(begin)

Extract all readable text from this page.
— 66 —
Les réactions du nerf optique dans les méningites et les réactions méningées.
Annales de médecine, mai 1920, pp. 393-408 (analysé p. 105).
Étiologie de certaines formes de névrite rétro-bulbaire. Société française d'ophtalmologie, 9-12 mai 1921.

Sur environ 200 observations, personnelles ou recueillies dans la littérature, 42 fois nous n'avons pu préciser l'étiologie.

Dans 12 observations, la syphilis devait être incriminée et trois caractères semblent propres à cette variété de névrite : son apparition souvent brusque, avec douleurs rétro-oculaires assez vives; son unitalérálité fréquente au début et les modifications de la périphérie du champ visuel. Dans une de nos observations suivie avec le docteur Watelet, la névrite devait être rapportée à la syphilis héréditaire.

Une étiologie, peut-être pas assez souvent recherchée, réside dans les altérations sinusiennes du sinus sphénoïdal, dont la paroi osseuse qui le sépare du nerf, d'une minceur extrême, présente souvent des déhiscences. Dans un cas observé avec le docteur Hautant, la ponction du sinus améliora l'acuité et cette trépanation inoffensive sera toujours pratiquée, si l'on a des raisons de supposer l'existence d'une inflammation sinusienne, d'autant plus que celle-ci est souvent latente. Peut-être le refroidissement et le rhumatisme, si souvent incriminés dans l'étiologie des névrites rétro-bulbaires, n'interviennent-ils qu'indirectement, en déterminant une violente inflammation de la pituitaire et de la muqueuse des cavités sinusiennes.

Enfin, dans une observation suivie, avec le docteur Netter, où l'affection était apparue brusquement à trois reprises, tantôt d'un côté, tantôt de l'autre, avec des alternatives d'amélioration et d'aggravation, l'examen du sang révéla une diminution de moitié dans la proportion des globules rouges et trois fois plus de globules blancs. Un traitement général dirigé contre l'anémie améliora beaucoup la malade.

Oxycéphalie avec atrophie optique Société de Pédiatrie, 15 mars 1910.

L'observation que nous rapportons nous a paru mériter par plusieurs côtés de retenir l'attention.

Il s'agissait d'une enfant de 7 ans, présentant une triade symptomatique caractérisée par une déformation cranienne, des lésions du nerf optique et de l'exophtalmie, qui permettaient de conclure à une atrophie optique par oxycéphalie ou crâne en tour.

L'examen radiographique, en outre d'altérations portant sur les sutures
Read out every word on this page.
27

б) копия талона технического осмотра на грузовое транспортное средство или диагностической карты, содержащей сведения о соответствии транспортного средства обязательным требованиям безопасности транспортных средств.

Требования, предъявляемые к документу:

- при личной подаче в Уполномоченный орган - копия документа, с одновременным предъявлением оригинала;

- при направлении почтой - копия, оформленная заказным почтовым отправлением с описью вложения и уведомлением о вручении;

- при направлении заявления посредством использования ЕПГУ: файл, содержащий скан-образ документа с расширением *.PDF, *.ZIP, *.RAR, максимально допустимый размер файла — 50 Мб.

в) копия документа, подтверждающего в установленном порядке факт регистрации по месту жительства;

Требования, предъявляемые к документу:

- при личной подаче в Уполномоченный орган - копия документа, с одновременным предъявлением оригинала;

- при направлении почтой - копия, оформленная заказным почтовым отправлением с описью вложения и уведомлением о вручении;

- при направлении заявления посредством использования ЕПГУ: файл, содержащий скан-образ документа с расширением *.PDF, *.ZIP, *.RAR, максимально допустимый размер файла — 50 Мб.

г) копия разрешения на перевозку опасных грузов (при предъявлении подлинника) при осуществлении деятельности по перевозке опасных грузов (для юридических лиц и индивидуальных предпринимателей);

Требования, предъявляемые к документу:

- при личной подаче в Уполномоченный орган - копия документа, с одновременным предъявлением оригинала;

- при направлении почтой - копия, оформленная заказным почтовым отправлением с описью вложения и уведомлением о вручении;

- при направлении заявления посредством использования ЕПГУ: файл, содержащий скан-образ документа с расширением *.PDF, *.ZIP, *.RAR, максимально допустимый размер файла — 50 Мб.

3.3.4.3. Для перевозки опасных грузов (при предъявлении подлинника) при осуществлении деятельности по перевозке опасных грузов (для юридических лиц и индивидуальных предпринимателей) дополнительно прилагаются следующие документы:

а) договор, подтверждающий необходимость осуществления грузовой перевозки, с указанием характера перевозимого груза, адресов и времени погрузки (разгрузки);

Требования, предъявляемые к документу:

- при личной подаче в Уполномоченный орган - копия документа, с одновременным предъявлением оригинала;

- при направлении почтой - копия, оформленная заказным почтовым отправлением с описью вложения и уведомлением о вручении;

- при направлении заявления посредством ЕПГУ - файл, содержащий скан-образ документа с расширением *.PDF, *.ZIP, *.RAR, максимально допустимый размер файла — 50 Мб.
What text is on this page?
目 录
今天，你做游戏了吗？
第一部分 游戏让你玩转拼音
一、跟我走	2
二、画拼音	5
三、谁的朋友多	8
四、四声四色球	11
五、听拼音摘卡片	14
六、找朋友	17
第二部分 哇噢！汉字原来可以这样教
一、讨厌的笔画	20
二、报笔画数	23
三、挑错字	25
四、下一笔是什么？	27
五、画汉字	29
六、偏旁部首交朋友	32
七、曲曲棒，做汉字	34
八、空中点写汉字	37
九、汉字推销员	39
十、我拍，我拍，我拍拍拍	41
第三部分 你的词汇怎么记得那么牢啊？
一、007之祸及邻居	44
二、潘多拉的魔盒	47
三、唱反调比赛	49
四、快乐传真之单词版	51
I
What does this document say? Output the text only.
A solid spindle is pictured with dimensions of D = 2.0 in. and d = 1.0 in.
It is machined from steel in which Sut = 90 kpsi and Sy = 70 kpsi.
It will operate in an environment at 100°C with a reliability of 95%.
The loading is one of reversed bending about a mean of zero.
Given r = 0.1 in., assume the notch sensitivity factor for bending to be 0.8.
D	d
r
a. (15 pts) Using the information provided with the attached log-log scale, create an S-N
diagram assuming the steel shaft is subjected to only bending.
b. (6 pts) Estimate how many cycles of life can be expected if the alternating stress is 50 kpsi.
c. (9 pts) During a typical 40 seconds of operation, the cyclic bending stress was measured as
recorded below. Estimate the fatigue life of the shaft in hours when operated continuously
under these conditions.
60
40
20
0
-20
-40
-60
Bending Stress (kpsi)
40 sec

(end)

All of the entries must be written out exactly as they stand.

— Task response —
Extract all readable text from this page.
— 66 —
Les réactions du nerf optique dans les méningites et les réactions méningées.
Annales de médecine, mai 1920, pp. 393-408 (analysé p. 105).
Étiologie de certaines formes de névrite rétro-bulbaire. Société française d'ophtalmologie, 9-12 mai 1921.

Sur environ 200 observations, personnelles ou recueillies dans la littérature, 42 fois nous n'avons pu préciser l'étiologie.

Dans 12 observations, la syphilis devait être incriminée et trois caractères semblent propres à cette variété de névrite : son apparition souvent brusque, avec douleurs rétro-oculaires assez vives; son unitalérálité fréquente au début et les modifications de la périphérie du champ visuel. Dans une de nos observations suivie avec le docteur Watelet, la névrite devait être rapportée à la syphilis héréditaire.

Une étiologie, peut-être pas assez souvent recherchée, réside dans les altérations sinusiennes du sinus sphénoïdal, dont la paroi osseuse qui le sépare du nerf, d'une minceur extrême, présente souvent des déhiscences. Dans un cas observé avec le docteur Hautant, la ponction du sinus améliora l'acuité et cette trépanation inoffensive sera toujours pratiquée, si l'on a des raisons de supposer l'existence d'une inflammation sinusienne, d'autant plus que celle-ci est souvent latente. Peut-être le refroidissement et le rhumatisme, si souvent incriminés dans l'étiologie des névrites rétro-bulbaires, n'interviennent-ils qu'indirectement, en déterminant une violente inflammation de la pituitaire et de la muqueuse des cavités sinusiennes.

Enfin, dans une observation suivie, avec le docteur Netter, où l'affection était apparue brusquement à trois reprises, tantôt d'un côté, tantôt de l'autre, avec des alternatives d'amélioration et d'aggravation, l'examen du sang révéla une diminution de moitié dans la proportion des globules rouges et trois fois plus de globules blancs. Un traitement général dirigé contre l'anémie améliora beaucoup la malade.

Oxycéphalie avec atrophie optique Société de Pédiatrie, 15 mars 1910.

L'observation que nous rapportons nous a paru mériter par plusieurs côtés de retenir l'attention.

Il s'agissait d'une enfant de 7 ans, présentant une triade symptomatique caractérisée par une déformation cranienne, des lésions du nerf optique et de l'exophtalmie, qui permettaient de conclure à une atrophie optique par oxycéphalie ou crâne en tour.

L'examen radiographique, en outre d'altérations portant sur les sutures
Read out every word on this page.
27

б) копия талона технического осмотра на грузовое транспортное средство или диагностической карты, содержащей сведения о соответствии транспортного средства обязательным требованиям безопасности транспортных средств.

Требования, предъявляемые к документу:

- при личной подаче в Уполномоченный орган - копия документа, с одновременным предъявлением оригинала;

- при направлении почтой - копия, оформленная заказным почтовым отправлением с описью вложения и уведомлением о вручении;

- при направлении заявления посредством использования ЕПГУ: файл, содержащий скан-образ документа с расширением *.PDF, *.ZIP, *.RAR, максимально допустимый размер файла — 50 Мб.

в) копия документа, подтверждающего в установленном порядке факт регистрации по месту жительства;

Требования, предъявляемые к документу:

- при личной подаче в Уполномоченный орган - копия документа, с одновременным предъявлением оригинала;

- при направлении почтой - копия, оформленная заказным почтовым отправлением с описью вложения и уведомлением о вручении;

- при направлении заявления посредством использования ЕПГУ: файл, содержащий скан-образ документа с расширением *.PDF, *.ZIP, *.RAR, максимально допустимый размер файла — 50 Мб.

г) копия разрешения на перевозку опасных грузов (при предъявлении подлинника) при осуществлении деятельности по перевозке опасных грузов (для юридических лиц и индивидуальных предпринимателей);

Требования, предъявляемые к документу:

- при личной подаче в Уполномоченный орган - копия документа, с одновременным предъявлением оригинала;

- при направлении почтой - копия, оформленная заказным почтовым отправлением с описью вложения и уведомлением о вручении;

- при направлении заявления посредством использования ЕПГУ: файл, содержащий скан-образ документа с расширением *.PDF, *.ZIP, *.RAR, максимально допустимый размер файла — 50 Мб.

3.3.4.3. Для перевозки опасных грузов (при предъявлении подлинника) при осуществлении деятельности по перевозке опасных грузов (для юридических лиц и индивидуальных предпринимателей) дополнительно прилагаются следующие документы:

а) договор, подтверждающий необходимость осуществления грузовой перевозки, с указанием характера перевозимого груза, адресов и времени погрузки (разгрузки);

Требования, предъявляемые к документу:

- при личной подаче в Уполномоченный орган - копия документа, с одновременным предъявлением оригинала;

- при направлении почтой - копия, оформленная заказным почтовым отправлением с описью вложения и уведомлением о вручении;

- при направлении заявления посредством ЕПГУ - файл, содержащий скан-образ документа с расширением *.PDF, *.ZIP, *.RAR, максимально допустимый размер файла — 50 Мб.
What text is on this page?
目 录
今天，你做游戏了吗？
第一部分 游戏让你玩转拼音
一、跟我走	2
二、画拼音	5
三、谁的朋友多	8
四、四声四色球	11
五、听拼音摘卡片	14
六、找朋友	17
第二部分 哇噢！汉字原来可以这样教
一、讨厌的笔画	20
二、报笔画数	23
三、挑错字	25
四、下一笔是什么？	27
五、画汉字	29
六、偏旁部首交朋友	32
七、曲曲棒，做汉字	34
八、空中点写汉字	37
九、汉字推销员	39
十、我拍，我拍，我拍拍拍	41
第三部分 你的词汇怎么记得那么牢啊？
一、007之祸及邻居	44
二、潘多拉的魔盒	47
三、唱反调比赛	49
四、快乐传真之单词版	51
I
What does this document say? Output the text only.
A solid spindle is pictured with dimensions of D = 2.0 in. and d = 1.0 in.
It is machined from steel in which Sut = 90 kpsi and Sy = 70 kpsi.
It will operate in an environment at 100°C with a reliability of 95%.
The loading is one of reversed bending about a mean of zero.
Given r = 0.1 in., assume the notch sensitivity factor for bending to be 0.8.
D	d
r
a. (15 pts) Using the information provided with the attached log-log scale, create an S-N
diagram assuming the steel shaft is subjected to only bending.
b. (6 pts) Estimate how many cycles of life can be expected if the alternating stress is 50 kpsi.
c. (9 pts) During a typical 40 seconds of operation, the cyclic bending stress was measured as
recorded below. Estimate the fatigue life of the shaft in hours when operated continuously
under these conditions.
60
40
20
0
-20
-40
-60
Bending Stress (kpsi)
40 sec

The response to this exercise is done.